WHAT TO WORK ON » Go through the listing below and count each line with the word "rate" in it; return only the count.

•••

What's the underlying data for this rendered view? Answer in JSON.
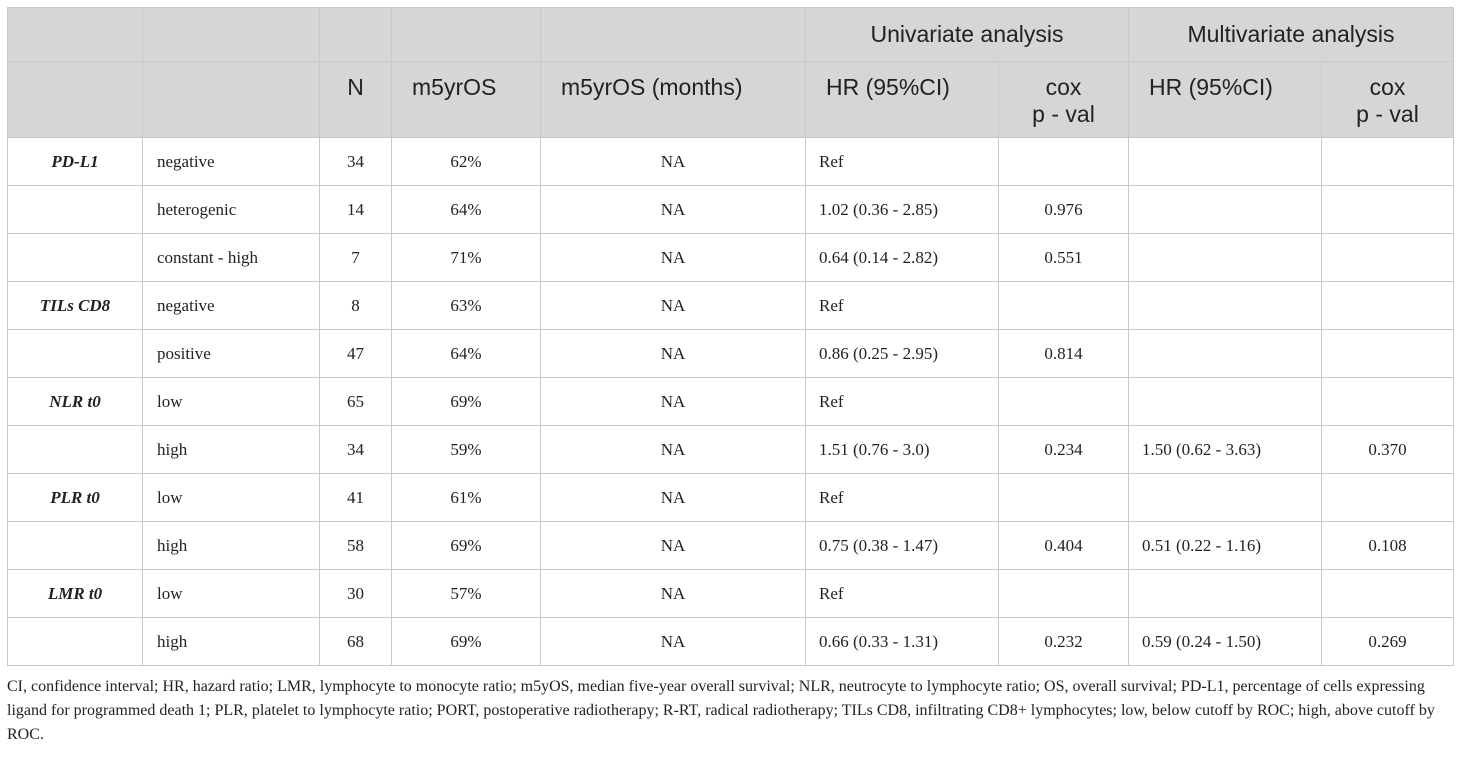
{
  "header": {
    "group_univariate": "Univariate analysis",
    "group_multivariate": "Multivariate analysis",
    "col_n": "N",
    "col_m5yros": "m5yrOS",
    "col_m5yros_months": "m5yrOS (months)",
    "col_uni_hr": "HR (95%CI)",
    "col_uni_cox_line1": "cox",
    "col_uni_cox_line2": "p - val",
    "col_multi_hr": "HR (95%CI)",
    "col_multi_cox_line1": "cox",
    "col_multi_cox_line2": "p - val"
  },
  "rows": [
    {
      "label": "PD-L1",
      "category": "negative",
      "n": "34",
      "m5yros": "62%",
      "months": "NA",
      "uni_hr": "Ref",
      "uni_p": "",
      "multi_hr": "",
      "multi_p": ""
    },
    {
      "label": "",
      "category": "heterogenic",
      "n": "14",
      "m5yros": "64%",
      "months": "NA",
      "uni_hr": "1.02 (0.36 - 2.85)",
      "uni_p": "0.976",
      "multi_hr": "",
      "multi_p": ""
    },
    {
      "label": "",
      "category": "constant - high",
      "n": "7",
      "m5yros": "71%",
      "months": "NA",
      "uni_hr": "0.64 (0.14 - 2.82)",
      "uni_p": "0.551",
      "multi_hr": "",
      "multi_p": ""
    },
    {
      "label": "TILs CD8",
      "category": "negative",
      "n": "8",
      "m5yros": "63%",
      "months": "NA",
      "uni_hr": "Ref",
      "uni_p": "",
      "multi_hr": "",
      "multi_p": ""
    },
    {
      "label": "",
      "category": "positive",
      "n": "47",
      "m5yros": "64%",
      "months": "NA",
      "uni_hr": "0.86 (0.25 - 2.95)",
      "uni_p": "0.814",
      "multi_hr": "",
      "multi_p": ""
    },
    {
      "label": "NLR t0",
      "category": "low",
      "n": "65",
      "m5yros": "69%",
      "months": "NA",
      "uni_hr": "Ref",
      "uni_p": "",
      "multi_hr": "",
      "multi_p": ""
    },
    {
      "label": "",
      "category": "high",
      "n": "34",
      "m5yros": "59%",
      "months": "NA",
      "uni_hr": "1.51 (0.76 - 3.0)",
      "uni_p": "0.234",
      "multi_hr": "1.50 (0.62 - 3.63)",
      "multi_p": "0.370"
    },
    {
      "label": "PLR t0",
      "category": "low",
      "n": "41",
      "m5yros": "61%",
      "months": "NA",
      "uni_hr": "Ref",
      "uni_p": "",
      "multi_hr": "",
      "multi_p": ""
    },
    {
      "label": "",
      "category": "high",
      "n": "58",
      "m5yros": "69%",
      "months": "NA",
      "uni_hr": "0.75 (0.38 - 1.47)",
      "uni_p": "0.404",
      "multi_hr": "0.51 (0.22 - 1.16)",
      "multi_p": "0.108"
    },
    {
      "label": "LMR t0",
      "category": "low",
      "n": "30",
      "m5yros": "57%",
      "months": "NA",
      "uni_hr": "Ref",
      "uni_p": "",
      "multi_hr": "",
      "multi_p": ""
    },
    {
      "label": "",
      "category": "high",
      "n": "68",
      "m5yros": "69%",
      "months": "NA",
      "uni_hr": "0.66 (0.33 - 1.31)",
      "uni_p": "0.232",
      "multi_hr": "0.59 (0.24 - 1.50)",
      "multi_p": "0.269"
    }
  ],
  "footnote": "CI, confidence interval; HR, hazard ratio; LMR, lymphocyte to monocyte ratio; m5yOS, median five-year overall survival; NLR, neutrocyte to lymphocyte ratio; OS, overall survival; PD-L1, percentage of cells expressing ligand for programmed death 1; PLR, platelet to lymphocyte ratio; PORT, postoperative radiotherapy; R-RT, radical radiotherapy; TILs CD8, infiltrating CD8+ lymphocytes; low, below cutoff by ROC; high, above cutoff by ROC."
}
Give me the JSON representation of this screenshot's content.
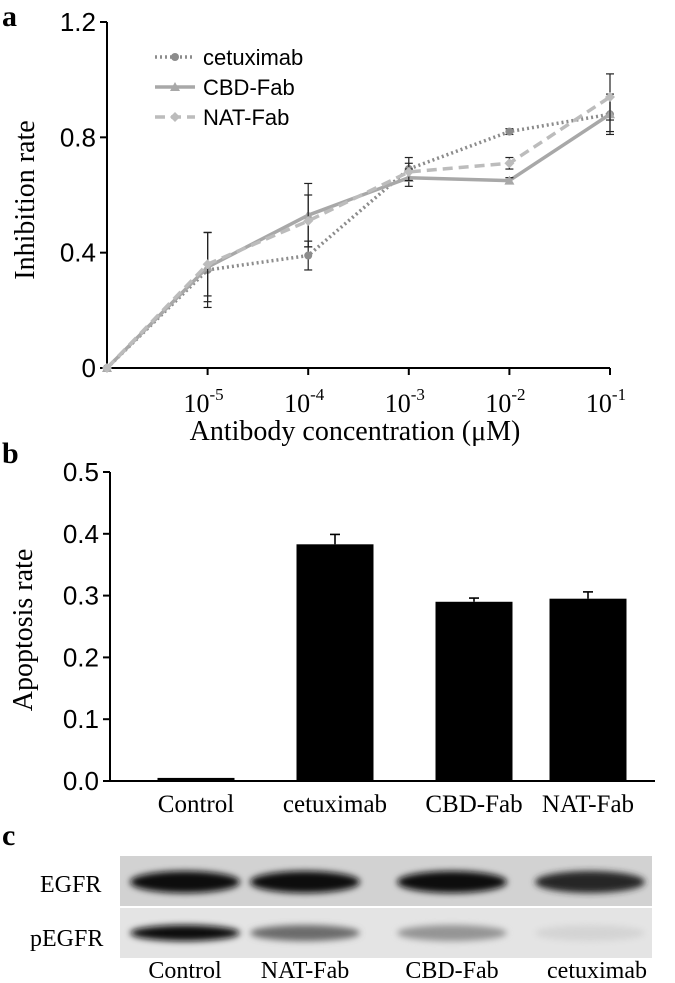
{
  "panel_labels": {
    "a": "a",
    "b": "b",
    "c": "c"
  },
  "colors": {
    "cetuximab": "#8c8c8c",
    "cbd": "#a8a8a8",
    "nat": "#bcbcbc",
    "bar": "#000000",
    "axis": "#000000"
  },
  "chart_data": [
    {
      "id": "a",
      "type": "line",
      "xlabel": "Antibody concentration (μM)",
      "ylabel": "Inhibition rate",
      "ylim": [
        0,
        1.2
      ],
      "yticks": [
        "0",
        "0.4",
        "0.8",
        "1.2"
      ],
      "ytick_values": [
        0,
        0.4,
        0.8,
        1.2
      ],
      "xtick_base": "10",
      "xticks": [
        {
          "exp": "-5",
          "v": 1
        },
        {
          "exp": "-4",
          "v": 2
        },
        {
          "exp": "-3",
          "v": 3
        },
        {
          "exp": "-2",
          "v": 4
        },
        {
          "exp": "-1",
          "v": 5
        }
      ],
      "xlim": [
        0,
        5
      ],
      "x": [
        0,
        1,
        2,
        3,
        4,
        5
      ],
      "series": [
        {
          "key": "cetuximab",
          "name": "cetuximab",
          "style": "dotted",
          "marker": "circle",
          "values": [
            0,
            0.34,
            0.39,
            0.69,
            0.82,
            0.88
          ],
          "errors": [
            0,
            0.13,
            0.05,
            0.04,
            0.01,
            0.06
          ]
        },
        {
          "key": "cbd",
          "name": "CBD-Fab",
          "style": "solid",
          "marker": "triangle",
          "values": [
            0,
            0.35,
            0.53,
            0.66,
            0.65,
            0.88
          ],
          "errors": [
            0,
            0.12,
            0.11,
            0.03,
            0.01,
            0.07
          ]
        },
        {
          "key": "nat",
          "name": "NAT-Fab",
          "style": "dashed",
          "marker": "diamond",
          "values": [
            0,
            0.36,
            0.51,
            0.68,
            0.71,
            0.94
          ],
          "errors": [
            0,
            0.11,
            0.09,
            0.03,
            0.02,
            0.08
          ]
        }
      ]
    },
    {
      "id": "b",
      "type": "bar",
      "ylabel": "Apoptosis rate",
      "ylim": [
        0,
        0.5
      ],
      "yticks": [
        "0.0",
        "0.1",
        "0.2",
        "0.3",
        "0.4",
        "0.5"
      ],
      "ytick_values": [
        0,
        0.1,
        0.2,
        0.3,
        0.4,
        0.5
      ],
      "categories": [
        "Control",
        "cetuximab",
        "CBD-Fab",
        "NAT-Fab"
      ],
      "values": [
        0.005,
        0.383,
        0.29,
        0.295
      ],
      "errors": [
        0.0,
        0.016,
        0.006,
        0.011
      ]
    }
  ],
  "blot": {
    "rows": [
      "EGFR",
      "pEGFR"
    ],
    "lanes": [
      "Control",
      "NAT-Fab",
      "CBD-Fab",
      "cetuximab"
    ],
    "intensity": {
      "EGFR": [
        0.95,
        0.95,
        0.97,
        0.85
      ],
      "pEGFR": [
        0.95,
        0.55,
        0.38,
        0.1
      ]
    }
  }
}
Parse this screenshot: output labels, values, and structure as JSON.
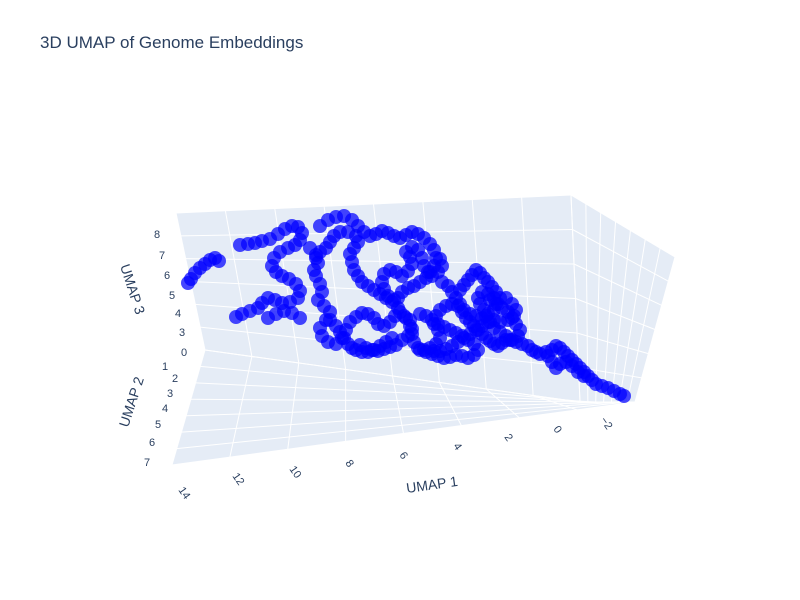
{
  "chart_data": {
    "type": "scatter3d",
    "title": "3D UMAP of Genome Embeddings",
    "axes": {
      "x": {
        "label": "UMAP 1",
        "ticks": [
          "14",
          "12",
          "10",
          "8",
          "6",
          "4",
          "2",
          "0",
          "−2"
        ]
      },
      "y": {
        "label": "UMAP 2",
        "ticks": [
          "1",
          "2",
          "3",
          "4",
          "5",
          "6",
          "7"
        ]
      },
      "z": {
        "label": "UMAP 3",
        "ticks": [
          "0",
          "3",
          "4",
          "5",
          "6",
          "7",
          "8"
        ]
      }
    },
    "marker_color": "#0000ff",
    "scene_background": "#e5ecf6",
    "grid_color": "#ffffff",
    "legend": "none",
    "projected_points": [
      [
        188,
        283
      ],
      [
        191,
        279
      ],
      [
        195,
        273
      ],
      [
        200,
        268
      ],
      [
        205,
        264
      ],
      [
        210,
        260
      ],
      [
        215,
        258
      ],
      [
        219,
        261
      ],
      [
        240,
        245
      ],
      [
        248,
        244
      ],
      [
        255,
        243
      ],
      [
        262,
        241
      ],
      [
        270,
        239
      ],
      [
        278,
        234
      ],
      [
        285,
        229
      ],
      [
        292,
        226
      ],
      [
        298,
        227
      ],
      [
        302,
        233
      ],
      [
        300,
        240
      ],
      [
        295,
        245
      ],
      [
        288,
        248
      ],
      [
        280,
        252
      ],
      [
        274,
        258
      ],
      [
        272,
        266
      ],
      [
        276,
        272
      ],
      [
        282,
        276
      ],
      [
        289,
        279
      ],
      [
        296,
        284
      ],
      [
        300,
        291
      ],
      [
        298,
        298
      ],
      [
        290,
        302
      ],
      [
        282,
        303
      ],
      [
        275,
        300
      ],
      [
        268,
        298
      ],
      [
        262,
        303
      ],
      [
        258,
        308
      ],
      [
        250,
        311
      ],
      [
        242,
        314
      ],
      [
        236,
        317
      ],
      [
        268,
        318
      ],
      [
        276,
        314
      ],
      [
        284,
        311
      ],
      [
        292,
        313
      ],
      [
        300,
        318
      ],
      [
        310,
        248
      ],
      [
        316,
        255
      ],
      [
        318,
        263
      ],
      [
        314,
        270
      ],
      [
        316,
        276
      ],
      [
        320,
        284
      ],
      [
        322,
        292
      ],
      [
        318,
        300
      ],
      [
        324,
        306
      ],
      [
        330,
        312
      ],
      [
        326,
        320
      ],
      [
        320,
        328
      ],
      [
        322,
        336
      ],
      [
        328,
        342
      ],
      [
        336,
        344
      ],
      [
        342,
        338
      ],
      [
        346,
        330
      ],
      [
        350,
        322
      ],
      [
        356,
        317
      ],
      [
        362,
        313
      ],
      [
        368,
        314
      ],
      [
        374,
        318
      ],
      [
        378,
        324
      ],
      [
        384,
        326
      ],
      [
        390,
        322
      ],
      [
        395,
        316
      ],
      [
        400,
        312
      ],
      [
        406,
        318
      ],
      [
        410,
        326
      ],
      [
        412,
        334
      ],
      [
        414,
        342
      ],
      [
        418,
        348
      ],
      [
        424,
        350
      ],
      [
        430,
        348
      ],
      [
        436,
        344
      ],
      [
        440,
        338
      ],
      [
        438,
        330
      ],
      [
        434,
        324
      ],
      [
        436,
        316
      ],
      [
        440,
        310
      ],
      [
        446,
        306
      ],
      [
        452,
        304
      ],
      [
        458,
        306
      ],
      [
        462,
        312
      ],
      [
        466,
        318
      ],
      [
        470,
        322
      ],
      [
        474,
        326
      ],
      [
        478,
        330
      ],
      [
        482,
        334
      ],
      [
        486,
        338
      ],
      [
        490,
        341
      ],
      [
        494,
        344
      ],
      [
        498,
        346
      ],
      [
        502,
        343
      ],
      [
        506,
        340
      ],
      [
        320,
        226
      ],
      [
        328,
        220
      ],
      [
        336,
        217
      ],
      [
        344,
        216
      ],
      [
        352,
        220
      ],
      [
        358,
        226
      ],
      [
        364,
        232
      ],
      [
        370,
        236
      ],
      [
        376,
        234
      ],
      [
        382,
        231
      ],
      [
        388,
        233
      ],
      [
        394,
        236
      ],
      [
        400,
        238
      ],
      [
        406,
        235
      ],
      [
        412,
        232
      ],
      [
        418,
        234
      ],
      [
        424,
        238
      ],
      [
        430,
        244
      ],
      [
        434,
        250
      ],
      [
        436,
        258
      ],
      [
        434,
        266
      ],
      [
        430,
        272
      ],
      [
        426,
        278
      ],
      [
        420,
        282
      ],
      [
        414,
        286
      ],
      [
        408,
        288
      ],
      [
        402,
        292
      ],
      [
        398,
        298
      ],
      [
        392,
        302
      ],
      [
        386,
        298
      ],
      [
        380,
        294
      ],
      [
        374,
        290
      ],
      [
        368,
        286
      ],
      [
        362,
        282
      ],
      [
        358,
        276
      ],
      [
        354,
        270
      ],
      [
        352,
        262
      ],
      [
        350,
        254
      ],
      [
        354,
        248
      ],
      [
        358,
        242
      ],
      [
        356,
        236
      ],
      [
        348,
        232
      ],
      [
        340,
        232
      ],
      [
        334,
        236
      ],
      [
        330,
        242
      ],
      [
        326,
        248
      ],
      [
        320,
        252
      ],
      [
        316,
        258
      ],
      [
        360,
        345
      ],
      [
        366,
        348
      ],
      [
        372,
        350
      ],
      [
        378,
        351
      ],
      [
        384,
        349
      ],
      [
        390,
        347
      ],
      [
        396,
        345
      ],
      [
        402,
        340
      ],
      [
        408,
        336
      ],
      [
        412,
        329
      ],
      [
        410,
        320
      ],
      [
        404,
        316
      ],
      [
        398,
        308
      ],
      [
        394,
        300
      ],
      [
        388,
        296
      ],
      [
        384,
        289
      ],
      [
        382,
        282
      ],
      [
        384,
        274
      ],
      [
        390,
        270
      ],
      [
        396,
        272
      ],
      [
        402,
        276
      ],
      [
        408,
        271
      ],
      [
        412,
        264
      ],
      [
        410,
        257
      ],
      [
        406,
        252
      ],
      [
        412,
        247
      ],
      [
        418,
        250
      ],
      [
        422,
        258
      ],
      [
        424,
        266
      ],
      [
        428,
        272
      ],
      [
        432,
        276
      ],
      [
        438,
        272
      ],
      [
        442,
        266
      ],
      [
        440,
        259
      ],
      [
        442,
        282
      ],
      [
        448,
        286
      ],
      [
        452,
        292
      ],
      [
        456,
        298
      ],
      [
        460,
        304
      ],
      [
        464,
        310
      ],
      [
        470,
        314
      ],
      [
        476,
        316
      ],
      [
        482,
        318
      ],
      [
        488,
        314
      ],
      [
        494,
        310
      ],
      [
        498,
        304
      ],
      [
        500,
        298
      ],
      [
        496,
        292
      ],
      [
        492,
        287
      ],
      [
        488,
        282
      ],
      [
        484,
        278
      ],
      [
        480,
        273
      ],
      [
        476,
        270
      ],
      [
        472,
        275
      ],
      [
        468,
        280
      ],
      [
        464,
        285
      ],
      [
        460,
        290
      ],
      [
        490,
        300
      ],
      [
        496,
        304
      ],
      [
        502,
        308
      ],
      [
        508,
        312
      ],
      [
        512,
        318
      ],
      [
        516,
        324
      ],
      [
        520,
        330
      ],
      [
        518,
        336
      ],
      [
        512,
        340
      ],
      [
        506,
        336
      ],
      [
        500,
        332
      ],
      [
        494,
        328
      ],
      [
        490,
        322
      ],
      [
        486,
        316
      ],
      [
        484,
        310
      ],
      [
        480,
        304
      ],
      [
        478,
        298
      ],
      [
        482,
        292
      ],
      [
        488,
        294
      ],
      [
        494,
        298
      ],
      [
        506,
        298
      ],
      [
        512,
        304
      ],
      [
        516,
        310
      ],
      [
        514,
        316
      ],
      [
        508,
        320
      ],
      [
        500,
        322
      ],
      [
        494,
        320
      ],
      [
        488,
        322
      ],
      [
        482,
        326
      ],
      [
        476,
        330
      ],
      [
        470,
        334
      ],
      [
        464,
        338
      ],
      [
        458,
        342
      ],
      [
        452,
        346
      ],
      [
        446,
        349
      ],
      [
        440,
        351
      ],
      [
        434,
        351
      ],
      [
        420,
        350
      ],
      [
        426,
        352
      ],
      [
        432,
        354
      ],
      [
        438,
        356
      ],
      [
        444,
        358
      ],
      [
        450,
        357
      ],
      [
        456,
        355
      ],
      [
        462,
        356
      ],
      [
        468,
        358
      ],
      [
        474,
        355
      ],
      [
        478,
        350
      ],
      [
        474,
        344
      ],
      [
        468,
        340
      ],
      [
        462,
        336
      ],
      [
        456,
        333
      ],
      [
        450,
        330
      ],
      [
        444,
        327
      ],
      [
        438,
        324
      ],
      [
        432,
        320
      ],
      [
        426,
        316
      ],
      [
        420,
        314
      ],
      [
        330,
        320
      ],
      [
        336,
        326
      ],
      [
        340,
        332
      ],
      [
        344,
        338
      ],
      [
        348,
        344
      ],
      [
        352,
        348
      ],
      [
        356,
        350
      ],
      [
        362,
        352
      ],
      [
        368,
        352
      ],
      [
        374,
        350
      ],
      [
        380,
        346
      ],
      [
        386,
        342
      ],
      [
        392,
        338
      ],
      [
        510,
        340
      ],
      [
        516,
        342
      ],
      [
        522,
        344
      ],
      [
        528,
        346
      ],
      [
        532,
        350
      ],
      [
        536,
        352
      ],
      [
        540,
        354
      ],
      [
        546,
        352
      ],
      [
        552,
        350
      ],
      [
        556,
        346
      ],
      [
        560,
        348
      ],
      [
        564,
        352
      ],
      [
        568,
        356
      ],
      [
        572,
        360
      ],
      [
        576,
        364
      ],
      [
        580,
        368
      ],
      [
        584,
        372
      ],
      [
        588,
        376
      ],
      [
        592,
        380
      ],
      [
        596,
        384
      ],
      [
        602,
        386
      ],
      [
        608,
        388
      ],
      [
        614,
        391
      ],
      [
        620,
        394
      ],
      [
        624,
        396
      ],
      [
        548,
        356
      ],
      [
        552,
        362
      ],
      [
        556,
        368
      ],
      [
        560,
        364
      ],
      [
        566,
        362
      ],
      [
        572,
        366
      ],
      [
        578,
        372
      ],
      [
        584,
        376
      ]
    ]
  }
}
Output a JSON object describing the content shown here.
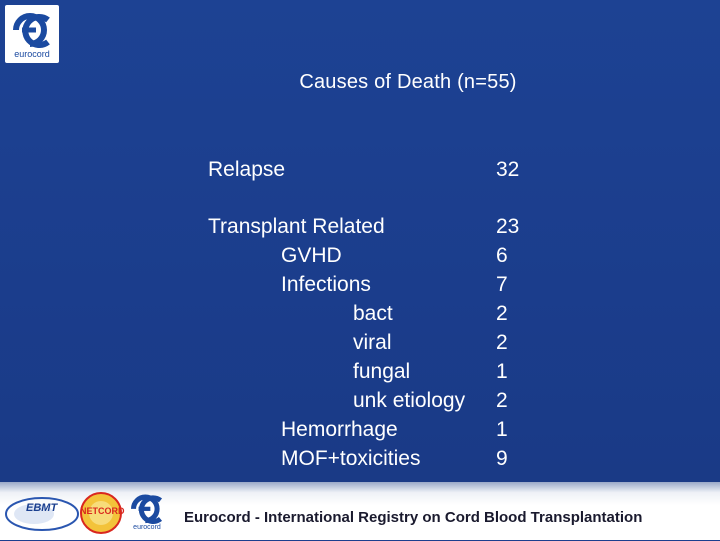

•••

SOLUTION FOR THIS PROBLEM » 2